--- Given entries ---
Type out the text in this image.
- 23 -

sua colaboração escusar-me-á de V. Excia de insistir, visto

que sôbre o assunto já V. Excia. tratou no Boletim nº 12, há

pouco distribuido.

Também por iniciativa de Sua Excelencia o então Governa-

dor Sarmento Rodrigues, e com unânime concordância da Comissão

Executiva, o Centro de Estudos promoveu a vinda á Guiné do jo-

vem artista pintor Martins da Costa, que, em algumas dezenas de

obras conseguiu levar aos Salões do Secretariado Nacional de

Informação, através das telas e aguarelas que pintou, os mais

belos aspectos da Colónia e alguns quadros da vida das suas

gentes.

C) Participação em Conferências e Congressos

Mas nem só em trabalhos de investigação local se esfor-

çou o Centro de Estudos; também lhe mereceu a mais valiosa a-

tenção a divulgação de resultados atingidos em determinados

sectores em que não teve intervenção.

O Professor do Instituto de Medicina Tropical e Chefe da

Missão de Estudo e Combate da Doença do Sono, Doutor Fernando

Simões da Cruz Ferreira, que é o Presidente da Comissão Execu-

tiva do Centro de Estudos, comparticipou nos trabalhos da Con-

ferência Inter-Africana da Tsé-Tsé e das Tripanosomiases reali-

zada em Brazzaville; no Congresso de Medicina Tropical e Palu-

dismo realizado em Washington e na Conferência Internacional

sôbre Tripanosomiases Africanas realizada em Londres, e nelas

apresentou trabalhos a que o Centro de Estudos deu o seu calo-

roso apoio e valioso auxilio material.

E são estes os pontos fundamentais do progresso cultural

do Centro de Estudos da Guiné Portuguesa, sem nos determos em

--- What is being asked ---
Reproduce each record exactly, leaving nothing out.

--- The completed task ---
Type out the text in this image.
- 23 -

sua colaboração escusar-me-á de V. Excia de insistir, visto

que sôbre o assunto já V. Excia. tratou no Boletim nº 12, há

pouco distribuido.

Também por iniciativa de Sua Excelencia o então Governa-

dor Sarmento Rodrigues, e com unânime concordância da Comissão

Executiva, o Centro de Estudos promoveu a vinda á Guiné do jo-

vem artista pintor Martins da Costa, que, em algumas dezenas de

obras conseguiu levar aos Salões do Secretariado Nacional de

Informação, através das telas e aguarelas que pintou, os mais

belos aspectos da Colónia e alguns quadros da vida das suas

gentes.

C) Participação em Conferências e Congressos

Mas nem só em trabalhos de investigação local se esfor-

çou o Centro de Estudos; também lhe mereceu a mais valiosa a-

tenção a divulgação de resultados atingidos em determinados

sectores em que não teve intervenção.

O Professor do Instituto de Medicina Tropical e Chefe da

Missão de Estudo e Combate da Doença do Sono, Doutor Fernando

Simões da Cruz Ferreira, que é o Presidente da Comissão Execu-

tiva do Centro de Estudos, comparticipou nos trabalhos da Con-

ferência Inter-Africana da Tsé-Tsé e das Tripanosomiases reali-

zada em Brazzaville; no Congresso de Medicina Tropical e Palu-

dismo realizado em Washington e na Conferência Internacional

sôbre Tripanosomiases Africanas realizada em Londres, e nelas

apresentou trabalhos a que o Centro de Estudos deu o seu calo-

roso apoio e valioso auxilio material.

E são estes os pontos fundamentais do progresso cultural

do Centro de Estudos da Guiné Portuguesa, sem nos determos em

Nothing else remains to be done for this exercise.